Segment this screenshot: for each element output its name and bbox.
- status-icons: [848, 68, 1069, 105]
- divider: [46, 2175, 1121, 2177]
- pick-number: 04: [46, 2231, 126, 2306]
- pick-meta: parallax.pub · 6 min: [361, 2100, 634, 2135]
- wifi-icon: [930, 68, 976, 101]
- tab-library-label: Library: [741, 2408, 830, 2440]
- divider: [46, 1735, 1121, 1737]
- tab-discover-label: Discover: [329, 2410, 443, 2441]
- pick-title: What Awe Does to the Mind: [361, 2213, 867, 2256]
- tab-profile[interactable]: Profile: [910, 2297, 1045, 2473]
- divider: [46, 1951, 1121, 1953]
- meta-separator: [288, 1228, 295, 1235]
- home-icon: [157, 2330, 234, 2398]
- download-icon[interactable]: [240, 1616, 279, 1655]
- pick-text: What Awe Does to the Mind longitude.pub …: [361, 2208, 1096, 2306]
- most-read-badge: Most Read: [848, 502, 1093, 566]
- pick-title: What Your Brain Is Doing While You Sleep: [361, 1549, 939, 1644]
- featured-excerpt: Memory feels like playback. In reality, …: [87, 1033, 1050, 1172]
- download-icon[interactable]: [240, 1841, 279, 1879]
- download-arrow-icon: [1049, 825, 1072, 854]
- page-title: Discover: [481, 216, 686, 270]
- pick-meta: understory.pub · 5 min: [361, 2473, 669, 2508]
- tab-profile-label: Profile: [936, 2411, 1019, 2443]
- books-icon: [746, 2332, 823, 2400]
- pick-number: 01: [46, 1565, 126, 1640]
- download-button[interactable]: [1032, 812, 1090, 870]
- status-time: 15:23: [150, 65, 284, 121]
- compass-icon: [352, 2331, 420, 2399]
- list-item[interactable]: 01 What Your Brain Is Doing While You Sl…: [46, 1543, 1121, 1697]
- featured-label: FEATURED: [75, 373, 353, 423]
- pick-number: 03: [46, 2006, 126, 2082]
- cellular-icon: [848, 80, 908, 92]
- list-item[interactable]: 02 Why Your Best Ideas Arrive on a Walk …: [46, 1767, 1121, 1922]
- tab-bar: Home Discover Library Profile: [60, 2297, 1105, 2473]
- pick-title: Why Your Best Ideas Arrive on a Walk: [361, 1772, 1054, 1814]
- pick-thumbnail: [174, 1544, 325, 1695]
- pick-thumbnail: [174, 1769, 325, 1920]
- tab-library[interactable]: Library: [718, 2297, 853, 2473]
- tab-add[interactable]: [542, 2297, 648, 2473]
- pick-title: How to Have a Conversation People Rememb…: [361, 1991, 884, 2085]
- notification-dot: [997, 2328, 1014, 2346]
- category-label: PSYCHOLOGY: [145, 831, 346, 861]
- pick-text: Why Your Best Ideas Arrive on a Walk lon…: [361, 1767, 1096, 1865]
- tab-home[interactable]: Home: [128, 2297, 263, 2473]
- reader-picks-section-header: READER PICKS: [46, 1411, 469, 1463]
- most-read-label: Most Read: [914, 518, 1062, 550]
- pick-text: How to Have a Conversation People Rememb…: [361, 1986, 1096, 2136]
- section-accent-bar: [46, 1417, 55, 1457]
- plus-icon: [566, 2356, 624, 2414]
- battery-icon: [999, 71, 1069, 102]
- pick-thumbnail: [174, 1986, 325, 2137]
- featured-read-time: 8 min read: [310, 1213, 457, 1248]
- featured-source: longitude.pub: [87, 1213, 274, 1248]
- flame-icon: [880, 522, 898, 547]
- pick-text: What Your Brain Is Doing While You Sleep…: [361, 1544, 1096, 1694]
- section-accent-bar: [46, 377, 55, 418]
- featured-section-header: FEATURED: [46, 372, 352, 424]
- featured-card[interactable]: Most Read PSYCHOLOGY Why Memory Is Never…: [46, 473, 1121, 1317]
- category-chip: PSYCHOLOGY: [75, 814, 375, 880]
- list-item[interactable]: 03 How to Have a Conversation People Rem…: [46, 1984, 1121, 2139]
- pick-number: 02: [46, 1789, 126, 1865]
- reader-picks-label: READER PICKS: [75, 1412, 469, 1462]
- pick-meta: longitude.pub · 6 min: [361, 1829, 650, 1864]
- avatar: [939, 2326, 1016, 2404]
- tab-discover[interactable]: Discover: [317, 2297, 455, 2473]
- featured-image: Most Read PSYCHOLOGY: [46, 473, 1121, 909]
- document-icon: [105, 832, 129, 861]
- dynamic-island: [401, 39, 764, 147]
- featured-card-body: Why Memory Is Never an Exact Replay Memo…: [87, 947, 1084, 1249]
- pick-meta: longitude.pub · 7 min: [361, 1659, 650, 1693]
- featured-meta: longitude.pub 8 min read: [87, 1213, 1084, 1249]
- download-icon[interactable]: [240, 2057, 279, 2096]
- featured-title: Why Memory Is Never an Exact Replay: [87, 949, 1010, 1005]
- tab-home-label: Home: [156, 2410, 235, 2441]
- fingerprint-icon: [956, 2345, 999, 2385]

──────────

> ПИСЬМЕННОЕ ЗАДАНИЕ: Перепишите весь материал выше в виде таблицы Markdown со столбцами «№» и «Строка»: в первом укажите порядковый номер, во втором приведите саму строку. Пустые строки в таблицу не включайте.

> ПОЛНЫЙ ОТВЕТ:
| № | Строка |
|---|---|
| 1 | Segment this screenshot: for each element output its name and bbox. |
| 2 | - status-icons: [848, 68, 1069, 105] |
| 3 | - divider: [46, 2175, 1121, 2177] |
| 4 | - pick-number: 04: [46, 2231, 126, 2306] |
| 5 | - pick-meta: parallax.pub · 6 min: [361, 2100, 634, 2135] |
| 6 | - wifi-icon: [930, 68, 976, 101] |
| 7 | - tab-library-label: Library: [741, 2408, 830, 2440] |
| 8 | - divider: [46, 1735, 1121, 1737] |
| 9 | - tab-discover-label: Discover: [329, 2410, 443, 2441] |
| 10 | - pick-title: What Awe Does to the Mind: [361, 2213, 867, 2256] |
| 11 | - tab-profile[interactable]: Profile: [910, 2297, 1045, 2473] |
| 12 | - divider: [46, 1951, 1121, 1953] |
| 13 | - meta-separator: [288, 1228, 295, 1235] |
| 14 | - home-icon: [157, 2330, 234, 2398] |
| 15 | - download-icon[interactable]: [240, 1616, 279, 1655] |
| 16 | - pick-text: What Awe Does to the Mind longitude.pub …: [361, 2208, 1096, 2306] |
| 17 | - most-read-badge: Most Read: [848, 502, 1093, 566] |
| 18 | - pick-title: What Your Brain Is Doing While You Sleep: [361, 1549, 939, 1644] |
| 19 | - featured-excerpt: Memory feels like playback. In reality, …: [87, 1033, 1050, 1172] |
| 20 | - download-icon[interactable]: [240, 1841, 279, 1879] |
| 21 | - download-arrow-icon: [1049, 825, 1072, 854] |
| 22 | - page-title: Discover: [481, 216, 686, 270] |
| 23 | - pick-meta: understory.pub · 5 min: [361, 2473, 669, 2508] |
| 24 | - tab-profile-label: Profile: [936, 2411, 1019, 2443] |
| 25 | - books-icon: [746, 2332, 823, 2400] |
| 26 | - pick-number: 01: [46, 1565, 126, 1640] |
| 27 | - download-button[interactable]: [1032, 812, 1090, 870] |
| 28 | - status-time: 15:23: [150, 65, 284, 121] |
| 29 | - compass-icon: [352, 2331, 420, 2399] |
| 30 | - list-item[interactable]: 01 What Your Brain Is Doing While You Sl…: [46, 1543, 1121, 1697] |
| 31 | - featured-label: FEATURED: [75, 373, 353, 423] |
| 32 | - pick-number: 03: [46, 2006, 126, 2082] |
| 33 | - cellular-icon: [848, 80, 908, 92] |
| 34 | - list-item[interactable]: 02 Why Your Best Ideas Arrive on a Walk …: [46, 1767, 1121, 1922] |
| 35 | - tab-bar: Home Discover Library Profile: [60, 2297, 1105, 2473] |
| 36 | - pick-title: Why Your Best Ideas Arrive on a Walk: [361, 1772, 1054, 1814] |
| 37 | - pick-thumbnail: [174, 1544, 325, 1695] |
| 38 | - pick-thumbnail: [174, 1769, 325, 1920] |
| 39 | - tab-library[interactable]: Library: [718, 2297, 853, 2473] |
| 40 | - tab-add[interactable]: [542, 2297, 648, 2473] |
| 41 | - pick-title: How to Have a Conversation People Rememb…: [361, 1991, 884, 2085] |
| 42 | - notification-dot: [997, 2328, 1014, 2346] |
| 43 | - category-label: PSYCHOLOGY: [145, 831, 346, 861] |
| 44 | - pick-text: Why Your Best Ideas Arrive on a Walk lon…: [361, 1767, 1096, 1865] |
| 45 | - tab-home[interactable]: Home: [128, 2297, 263, 2473] |
| 46 | - reader-picks-section-header: READER PICKS: [46, 1411, 469, 1463] |
| 47 | - most-read-label: Most Read: [914, 518, 1062, 550] |
| 48 | - pick-text: How to Have a Conversation People Rememb…: [361, 1986, 1096, 2136] |
| 49 | - section-accent-bar: [46, 1417, 55, 1457] |
| 50 | - plus-icon: [566, 2356, 624, 2414] |
| 51 | - battery-icon: [999, 71, 1069, 102] |
| 52 | - pick-thumbnail: [174, 1986, 325, 2137] |
| 53 | - featured-read-time: 8 min read: [310, 1213, 457, 1248] |
| 54 | - featured-source: longitude.pub: [87, 1213, 274, 1248] |
| 55 | - flame-icon: [880, 522, 898, 547] |
| 56 | - pick-text: What Your Brain Is Doing While You Sleep…: [361, 1544, 1096, 1694] |
| 57 | - section-accent-bar: [46, 377, 55, 418] |
| 58 | - featured-section-header: FEATURED: [46, 372, 352, 424] |
| 59 | - featured-card[interactable]: Most Read PSYCHOLOGY Why Memory Is Never…: [46, 473, 1121, 1317] |
| 60 | - category-chip: PSYCHOLOGY: [75, 814, 375, 880] |
| 61 | - list-item[interactable]: 03 How to Have a Conversation People Rem…: [46, 1984, 1121, 2139] |
| 62 | - pick-number: 02: [46, 1789, 126, 1865] |
| 63 | - reader-picks-label: READER PICKS: [75, 1412, 469, 1462] |
| 64 | - pick-meta: longitude.pub · 6 min: [361, 1829, 650, 1864] |
| 65 | - avatar: [939, 2326, 1016, 2404] |
| 66 | - tab-discover[interactable]: Discover: [317, 2297, 455, 2473] |
| 67 | - featured-image: Most Read PSYCHOLOGY: [46, 473, 1121, 909] |
| 68 | - document-icon: [105, 832, 129, 861] |
| 69 | - dynamic-island: [401, 39, 764, 147] |
| 70 | - featured-card-body: Why Memory Is Never an Exact Replay Memo…: [87, 947, 1084, 1249] |
| 71 | - pick-meta: longitude.pub · 7 min: [361, 1659, 650, 1693] |
| 72 | - featured-meta: longitude.pub 8 min read: [87, 1213, 1084, 1249] |
| 73 | - download-icon[interactable]: [240, 2057, 279, 2096] |
| 74 | - featured-title: Why Memory Is Never an Exact Replay: [87, 949, 1010, 1005] |
| 75 | - tab-home-label: Home: [156, 2410, 235, 2441] |
| 76 | - fingerprint-icon: [956, 2345, 999, 2385] |